■ **Exercise aim**:
Using the listing beneath this task, count the lines with the word "Scid" and write only the result.

■ **Recorded information**:
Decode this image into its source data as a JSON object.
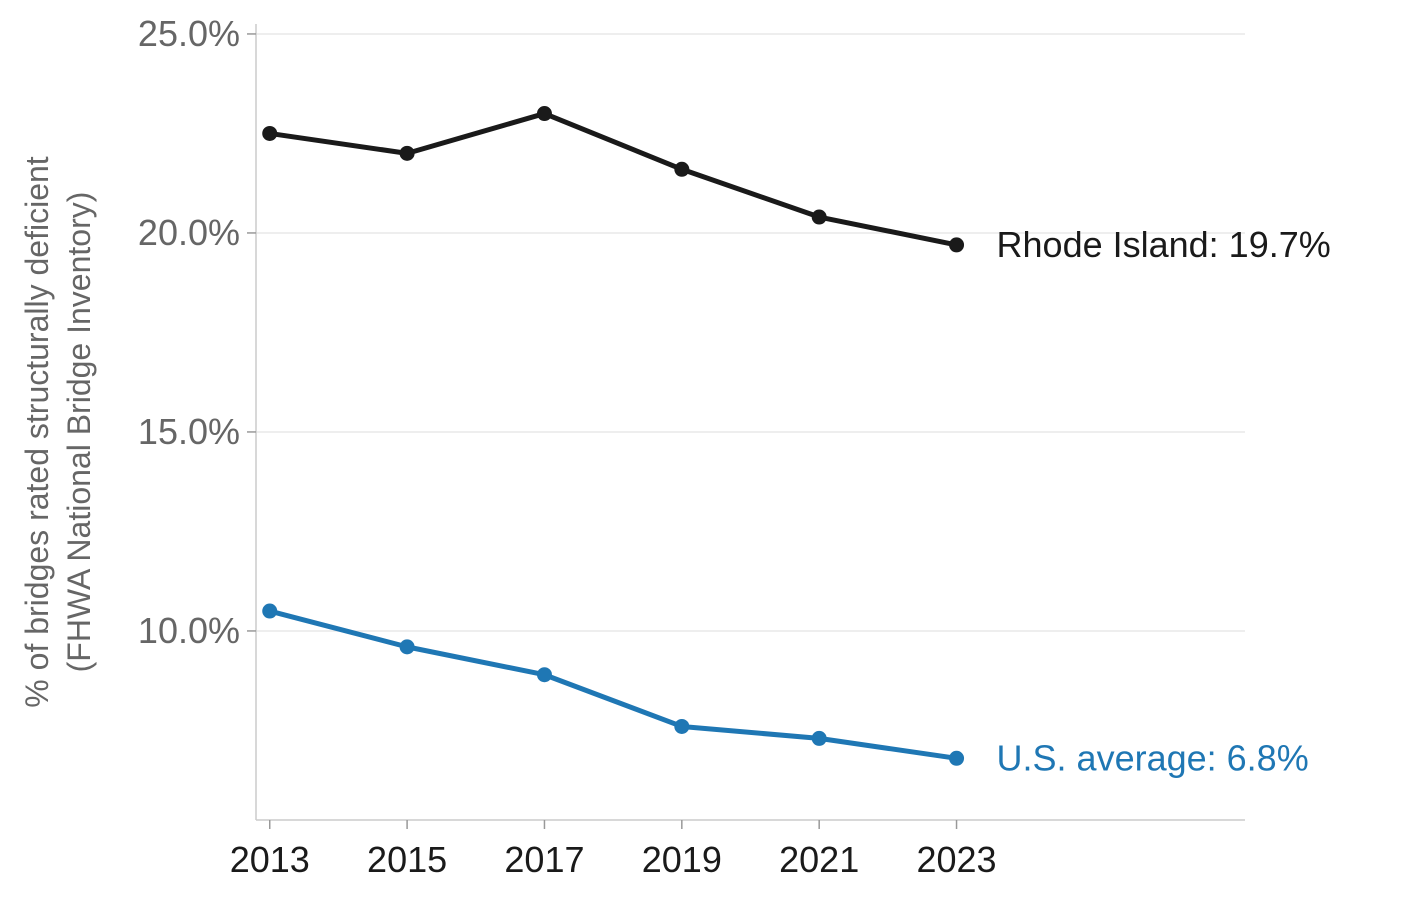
{
  "chart_data": {
    "type": "line",
    "title": "",
    "xlabel": "",
    "ylabel_lines": [
      "% of bridges rated structurally deficient",
      "(FHWA National Bridge Inventory)"
    ],
    "x": [
      2013,
      2015,
      2017,
      2019,
      2021,
      2023
    ],
    "x_tick_labels": [
      "2013",
      "2015",
      "2017",
      "2019",
      "2021",
      "2023"
    ],
    "xlim": [
      2012.8,
      2027.2
    ],
    "ylim": [
      5.25,
      25.25
    ],
    "y_ticks": [
      10,
      15,
      20,
      25
    ],
    "y_tick_labels": [
      "10.0%",
      "15.0%",
      "20.0%",
      "25.0%"
    ],
    "grid": "horizontal",
    "series": [
      {
        "values": [
          22.5,
          22.0,
          23.0,
          21.6,
          20.4,
          19.7
        ],
        "color": "#1a1a1a",
        "end_label": "Rhode Island: 19.7%"
      },
      {
        "values": [
          10.5,
          9.6,
          8.9,
          7.6,
          7.3,
          6.8
        ],
        "color": "#1f77b4",
        "end_label": "U.S. average: 6.8%"
      }
    ]
  }
}
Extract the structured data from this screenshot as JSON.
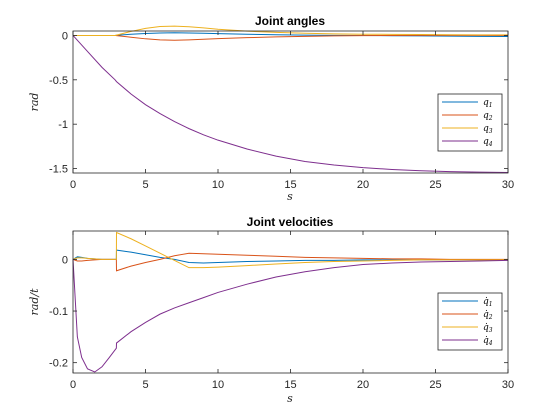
{
  "chart_data": [
    {
      "type": "line",
      "title": "Joint angles",
      "xlabel": "s",
      "ylabel": "rad",
      "xlim": [
        0,
        30
      ],
      "ylim": [
        -1.55,
        0.05
      ],
      "xticks": [
        0,
        5,
        10,
        15,
        20,
        25,
        30
      ],
      "yticks": [
        0,
        -0.5,
        -1,
        -1.5
      ],
      "ytick_labels": [
        "0",
        "-0.5",
        "-1",
        "-1.5"
      ],
      "grid": false,
      "legend_placement": "right",
      "x": [
        0,
        1,
        2,
        2.9,
        3,
        4,
        5,
        6,
        7,
        8,
        9,
        10,
        12,
        14,
        16,
        18,
        20,
        22,
        24,
        26,
        28,
        30
      ],
      "series": [
        {
          "name": "q",
          "subscript": "1",
          "color": "#0072BD",
          "values": [
            0,
            0,
            0,
            0,
            0.002,
            0.013,
            0.022,
            0.028,
            0.03,
            0.028,
            0.024,
            0.02,
            0.013,
            0.008,
            0.004,
            0.001,
            0.0,
            -0.003,
            -0.005,
            -0.008,
            -0.01,
            -0.012
          ]
        },
        {
          "name": "q",
          "subscript": "2",
          "color": "#D95319",
          "values": [
            0,
            0,
            0,
            0,
            -0.002,
            -0.02,
            -0.038,
            -0.05,
            -0.054,
            -0.05,
            -0.043,
            -0.036,
            -0.025,
            -0.016,
            -0.01,
            -0.005,
            -0.002,
            0.0,
            0.001,
            0.001,
            0.001,
            0.0
          ]
        },
        {
          "name": "q",
          "subscript": "3",
          "color": "#EDB120",
          "values": [
            0,
            0,
            0,
            0,
            0.004,
            0.045,
            0.08,
            0.1,
            0.105,
            0.098,
            0.085,
            0.07,
            0.048,
            0.034,
            0.024,
            0.018,
            0.014,
            0.012,
            0.01,
            0.008,
            0.007,
            0.006
          ]
        },
        {
          "name": "q",
          "subscript": "4",
          "color": "#7E2F8E",
          "values": [
            0,
            -0.18,
            -0.36,
            -0.5,
            -0.52,
            -0.66,
            -0.78,
            -0.88,
            -0.97,
            -1.05,
            -1.12,
            -1.18,
            -1.28,
            -1.36,
            -1.42,
            -1.46,
            -1.49,
            -1.51,
            -1.525,
            -1.535,
            -1.54,
            -1.545
          ]
        }
      ]
    },
    {
      "type": "line",
      "title": "Joint velocities",
      "xlabel": "s",
      "ylabel": "rad/t",
      "xlim": [
        0,
        30
      ],
      "ylim": [
        -0.22,
        0.055
      ],
      "xticks": [
        0,
        5,
        10,
        15,
        20,
        25,
        30
      ],
      "yticks": [
        0,
        -0.1,
        -0.2
      ],
      "ytick_labels": [
        "0",
        "-0.1",
        "-0.2"
      ],
      "grid": false,
      "legend_placement": "right",
      "x": [
        0,
        0.3,
        0.6,
        1,
        1.5,
        2,
        2.5,
        2.99,
        3.0,
        4,
        5,
        6,
        7,
        8,
        9,
        10,
        12,
        14,
        16,
        18,
        20,
        22,
        24,
        26,
        28,
        30
      ],
      "series": [
        {
          "name": "q̇",
          "subscript": "1",
          "color": "#0072BD",
          "values": [
            0,
            0.005,
            0.004,
            0.002,
            0.001,
            0.0,
            0.0,
            0.0,
            0.018,
            0.014,
            0.009,
            0.004,
            0.0,
            -0.006,
            -0.007,
            -0.006,
            -0.004,
            -0.003,
            -0.002,
            -0.002,
            -0.001,
            -0.001,
            -0.001,
            -0.001,
            -0.001,
            -0.001
          ]
        },
        {
          "name": "q̇",
          "subscript": "2",
          "color": "#D95319",
          "values": [
            0,
            -0.003,
            -0.003,
            -0.002,
            -0.001,
            0.0,
            0.0,
            0.0,
            -0.022,
            -0.013,
            -0.006,
            0.0,
            0.007,
            0.012,
            0.011,
            0.01,
            0.008,
            0.006,
            0.004,
            0.003,
            0.002,
            0.001,
            0.001,
            0.0,
            0.0,
            0.0
          ]
        },
        {
          "name": "q̇",
          "subscript": "3",
          "color": "#EDB120",
          "values": [
            0,
            0.003,
            0.003,
            0.002,
            0.001,
            0.0,
            0.0,
            0.0,
            0.052,
            0.04,
            0.026,
            0.012,
            -0.002,
            -0.016,
            -0.016,
            -0.015,
            -0.012,
            -0.009,
            -0.006,
            -0.004,
            -0.003,
            -0.002,
            -0.001,
            -0.001,
            -0.001,
            -0.001
          ]
        },
        {
          "name": "q̇",
          "subscript": "4",
          "color": "#7E2F8E",
          "values": [
            0,
            -0.15,
            -0.19,
            -0.212,
            -0.218,
            -0.208,
            -0.19,
            -0.172,
            -0.162,
            -0.14,
            -0.122,
            -0.106,
            -0.094,
            -0.084,
            -0.074,
            -0.064,
            -0.048,
            -0.034,
            -0.024,
            -0.016,
            -0.01,
            -0.007,
            -0.005,
            -0.004,
            -0.003,
            -0.002
          ]
        }
      ]
    }
  ]
}
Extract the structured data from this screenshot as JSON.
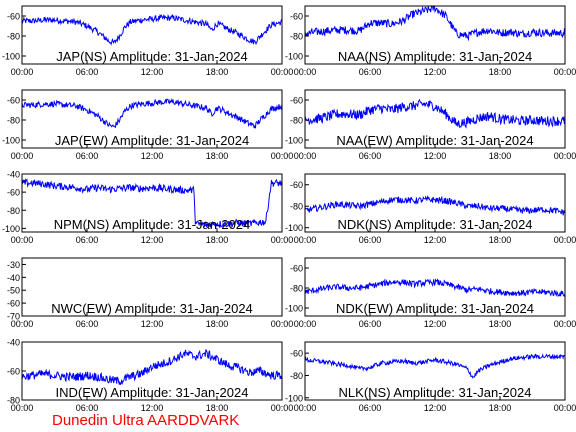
{
  "footer": "Dunedin Ultra AARDDVARK",
  "colors": {
    "trace": "#0000ff",
    "axis": "#000000",
    "footer": "#ff0000"
  },
  "x_tick_labels": [
    "00:00",
    "06:00",
    "12:00",
    "18:00",
    "00:00"
  ],
  "chart_data": [
    {
      "type": "line",
      "title": "JAP(NS) Amplitude: 31-Jan-2024",
      "x_hours": [
        0,
        1,
        2,
        3,
        4,
        5,
        6,
        7,
        8,
        8.5,
        9,
        9.5,
        10,
        11,
        12,
        13,
        14,
        15,
        16,
        17,
        17.5,
        18,
        18.5,
        19,
        20,
        21,
        21.5,
        22,
        23,
        24
      ],
      "values": [
        -65,
        -65,
        -64,
        -64,
        -65,
        -66,
        -70,
        -76,
        -85,
        -87,
        -80,
        -71,
        -66,
        -64,
        -63,
        -62,
        -62,
        -64,
        -66,
        -68,
        -74,
        -68,
        -70,
        -73,
        -78,
        -84,
        -86,
        -80,
        -69,
        -66
      ],
      "band": 3,
      "ylim": [
        -108,
        -50
      ],
      "yticks": [
        -60,
        -80,
        -100
      ],
      "ytick_labels": [
        "-60",
        "-80",
        "-100"
      ]
    },
    {
      "type": "line",
      "title": "NAA(NS) Amplitude: 31-Jan-2024",
      "x_hours": [
        0,
        1,
        2,
        3,
        4,
        5,
        6,
        7,
        8,
        9,
        10,
        11,
        12,
        13,
        14,
        15,
        16,
        17,
        18,
        19,
        20,
        21,
        22,
        23,
        24
      ],
      "values": [
        -78,
        -76,
        -75,
        -74,
        -74,
        -75,
        -67,
        -67,
        -68,
        -65,
        -58,
        -55,
        -52,
        -60,
        -78,
        -80,
        -76,
        -74,
        -77,
        -76,
        -78,
        -76,
        -77,
        -77,
        -77
      ],
      "band": 4,
      "ylim": [
        -108,
        -50
      ],
      "yticks": [
        -60,
        -80,
        -100
      ],
      "ytick_labels": [
        "-60",
        "-80",
        "-100"
      ]
    },
    {
      "type": "line",
      "title": "JAP(EW) Amplitude: 31-Jan-2024",
      "x_hours": [
        0,
        1,
        2,
        3,
        4,
        5,
        6,
        7,
        8,
        8.5,
        9,
        9.5,
        10,
        11,
        12,
        13,
        14,
        15,
        16,
        17,
        17.5,
        18,
        18.5,
        19,
        20,
        21,
        21.5,
        22,
        23,
        24
      ],
      "values": [
        -65,
        -65,
        -64,
        -64,
        -65,
        -66,
        -70,
        -76,
        -85,
        -87,
        -80,
        -71,
        -66,
        -64,
        -63,
        -62,
        -62,
        -64,
        -66,
        -68,
        -74,
        -68,
        -70,
        -73,
        -78,
        -84,
        -86,
        -80,
        -69,
        -66
      ],
      "band": 3,
      "ylim": [
        -108,
        -50
      ],
      "yticks": [
        -60,
        -80,
        -100
      ],
      "ytick_labels": [
        "-60",
        "-80",
        "-100"
      ]
    },
    {
      "type": "line",
      "title": "NAA(EW) Amplitude: 31-Jan-2024",
      "x_hours": [
        0,
        1,
        2,
        3,
        4,
        5,
        6,
        7,
        8,
        9,
        10,
        11,
        12,
        13,
        14,
        15,
        16,
        17,
        18,
        19,
        20,
        21,
        22,
        23,
        24
      ],
      "values": [
        -80,
        -79,
        -77,
        -74,
        -74,
        -75,
        -70,
        -68,
        -70,
        -67,
        -66,
        -64,
        -66,
        -74,
        -84,
        -82,
        -78,
        -76,
        -79,
        -80,
        -81,
        -80,
        -81,
        -81,
        -81
      ],
      "band": 5,
      "ylim": [
        -108,
        -50
      ],
      "yticks": [
        -60,
        -80,
        -100
      ],
      "ytick_labels": [
        "-60",
        "-80",
        "-100"
      ]
    },
    {
      "type": "line",
      "title": "NPM(NS) Amplitude: 31-Jan-2024",
      "x_hours": [
        0,
        1,
        2,
        3,
        4,
        5,
        6,
        7,
        8,
        9,
        10,
        11,
        12,
        13,
        14,
        15,
        15.9,
        16.0,
        17,
        18,
        19,
        20,
        21,
        22,
        22.5,
        23,
        24
      ],
      "values": [
        -50,
        -50,
        -51,
        -53,
        -54,
        -55,
        -57,
        -55,
        -57,
        -56,
        -55,
        -56,
        -55,
        -56,
        -57,
        -58,
        -58,
        -95,
        -96,
        -95,
        -95,
        -94,
        -95,
        -93,
        -93,
        -50,
        -50
      ],
      "band": 4,
      "ylim": [
        -104,
        -40
      ],
      "yticks": [
        -40,
        -60,
        -80,
        -100
      ],
      "ytick_labels": [
        "-40",
        "-60",
        "-80",
        "-100"
      ]
    },
    {
      "type": "line",
      "title": "NDK(NS) Amplitude: 31-Jan-2024",
      "x_hours": [
        0,
        1,
        2,
        3,
        4,
        5,
        6,
        7,
        8,
        9,
        10,
        11,
        12,
        13,
        14,
        15,
        16,
        17,
        18,
        19,
        20,
        21,
        22,
        23,
        24
      ],
      "values": [
        -84,
        -82,
        -80,
        -78,
        -79,
        -80,
        -78,
        -76,
        -74,
        -74,
        -75,
        -74,
        -74,
        -75,
        -77,
        -80,
        -80,
        -82,
        -82,
        -83,
        -84,
        -84,
        -83,
        -84,
        -86
      ],
      "band": 3,
      "ylim": [
        -104,
        -50
      ],
      "yticks": [
        -60,
        -80,
        -100
      ],
      "ytick_labels": [
        "-60",
        "-80",
        "-100"
      ]
    },
    {
      "type": "line",
      "title": "NWC(EW) Amplitude: 31-Jan-2024",
      "x_hours": [
        0,
        24
      ],
      "values": [
        null,
        null
      ],
      "band": 0,
      "ylim": [
        -70,
        -25
      ],
      "yticks": [
        -30,
        -40,
        -50,
        -60,
        -70
      ],
      "ytick_labels": [
        "-30",
        "-40",
        "-50",
        "-60",
        "-70"
      ]
    },
    {
      "type": "line",
      "title": "NDK(EW) Amplitude: 31-Jan-2024",
      "x_hours": [
        0,
        1,
        2,
        3,
        4,
        5,
        6,
        7,
        8,
        9,
        10,
        11,
        12,
        13,
        14,
        15,
        16,
        17,
        18,
        19,
        20,
        21,
        22,
        23,
        24
      ],
      "values": [
        -84,
        -82,
        -80,
        -79,
        -80,
        -80,
        -78,
        -76,
        -74,
        -74,
        -76,
        -75,
        -74,
        -76,
        -79,
        -82,
        -81,
        -83,
        -84,
        -85,
        -85,
        -84,
        -84,
        -85,
        -86
      ],
      "band": 3,
      "ylim": [
        -108,
        -50
      ],
      "yticks": [
        -60,
        -80,
        -100
      ],
      "ytick_labels": [
        "-60",
        "-80",
        "-100"
      ]
    },
    {
      "type": "line",
      "title": "IND(EW) Amplitude: 31-Jan-2024",
      "x_hours": [
        0,
        1,
        2,
        3,
        4,
        5,
        6,
        7,
        8,
        9,
        10,
        11,
        12,
        13,
        14,
        15,
        16,
        17,
        18,
        19,
        20,
        21,
        22,
        23,
        24
      ],
      "values": [
        -64,
        -63,
        -62,
        -63,
        -64,
        -64,
        -63,
        -64,
        -66,
        -67,
        -64,
        -62,
        -57,
        -55,
        -52,
        -48,
        -50,
        -48,
        -52,
        -56,
        -58,
        -61,
        -60,
        -63,
        -63
      ],
      "band": 3,
      "ylim": [
        -80,
        -40
      ],
      "yticks": [
        -40,
        -60,
        -80
      ],
      "ytick_labels": [
        "-40",
        "-60",
        "-80"
      ]
    },
    {
      "type": "line",
      "title": "NLK(NS) Amplitude: 31-Jan-2024",
      "x_hours": [
        0,
        1,
        2,
        3,
        4,
        5,
        6,
        7,
        8,
        9,
        10,
        11,
        12,
        13,
        14,
        15,
        15.5,
        16,
        17,
        18,
        19,
        20,
        21,
        22,
        23,
        24
      ],
      "values": [
        -66,
        -67,
        -68,
        -70,
        -71,
        -74,
        -73,
        -69,
        -68,
        -67,
        -69,
        -68,
        -66,
        -68,
        -70,
        -74,
        -82,
        -76,
        -71,
        -68,
        -65,
        -64,
        -63,
        -63,
        -63,
        -63
      ],
      "band": 2,
      "ylim": [
        -102,
        -50
      ],
      "yticks": [
        -60,
        -80,
        -100
      ],
      "ytick_labels": [
        "-60",
        "-80",
        "-100"
      ]
    }
  ]
}
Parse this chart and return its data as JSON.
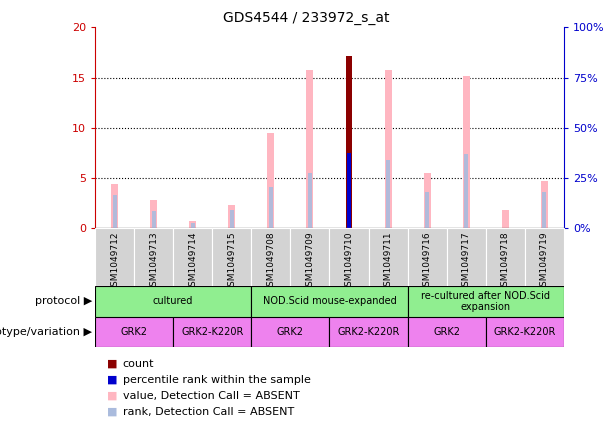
{
  "title": "GDS4544 / 233972_s_at",
  "samples": [
    "GSM1049712",
    "GSM1049713",
    "GSM1049714",
    "GSM1049715",
    "GSM1049708",
    "GSM1049709",
    "GSM1049710",
    "GSM1049711",
    "GSM1049716",
    "GSM1049717",
    "GSM1049718",
    "GSM1049719"
  ],
  "pink_bars": [
    4.4,
    2.8,
    0.7,
    2.3,
    9.5,
    15.8,
    17.2,
    15.8,
    5.5,
    15.2,
    1.8,
    4.7
  ],
  "blue_bars": [
    3.3,
    1.7,
    0.5,
    1.8,
    4.1,
    5.5,
    7.5,
    6.8,
    3.6,
    7.4,
    0.0,
    3.6
  ],
  "red_bar_index": 6,
  "red_bar_value": 17.2,
  "blue_solid_index": 6,
  "blue_solid_value": 7.5,
  "ylim_left": [
    0,
    20
  ],
  "ylim_right": [
    0,
    100
  ],
  "yticks_left": [
    0,
    5,
    10,
    15,
    20
  ],
  "ytick_labels_left": [
    "0",
    "5",
    "10",
    "15",
    "20"
  ],
  "yticks_right": [
    0,
    25,
    50,
    75,
    100
  ],
  "ytick_labels_right": [
    "0%",
    "25%",
    "50%",
    "75%",
    "100%"
  ],
  "protocol_groups": [
    {
      "label": "cultured",
      "start": 0,
      "end": 4,
      "color": "#90EE90"
    },
    {
      "label": "NOD.Scid mouse-expanded",
      "start": 4,
      "end": 8,
      "color": "#90EE90"
    },
    {
      "label": "re-cultured after NOD.Scid\nexpansion",
      "start": 8,
      "end": 12,
      "color": "#90EE90"
    }
  ],
  "genotype_groups": [
    {
      "label": "GRK2",
      "start": 0,
      "end": 2,
      "color": "#EE82EE"
    },
    {
      "label": "GRK2-K220R",
      "start": 2,
      "end": 4,
      "color": "#EE82EE"
    },
    {
      "label": "GRK2",
      "start": 4,
      "end": 6,
      "color": "#EE82EE"
    },
    {
      "label": "GRK2-K220R",
      "start": 6,
      "end": 8,
      "color": "#EE82EE"
    },
    {
      "label": "GRK2",
      "start": 8,
      "end": 10,
      "color": "#EE82EE"
    },
    {
      "label": "GRK2-K220R",
      "start": 10,
      "end": 12,
      "color": "#EE82EE"
    }
  ],
  "legend_items": [
    {
      "label": "count",
      "color": "#8B0000"
    },
    {
      "label": "percentile rank within the sample",
      "color": "#00008B"
    },
    {
      "label": "value, Detection Call = ABSENT",
      "color": "#FFB6C1"
    },
    {
      "label": "rank, Detection Call = ABSENT",
      "color": "#AABBDD"
    }
  ],
  "pink_color": "#FFB6C1",
  "blue_bar_color": "#AABBDD",
  "red_bar_color": "#8B0000",
  "blue_solid_color": "#0000CD",
  "left_axis_color": "#CC0000",
  "right_axis_color": "#0000CC",
  "plot_bg": "#FFFFFF",
  "xtick_bg": "#D3D3D3",
  "border_color": "#000000",
  "protocol_label": "protocol",
  "genotype_label": "genotype/variation"
}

■ **Solution to this exercise**:
2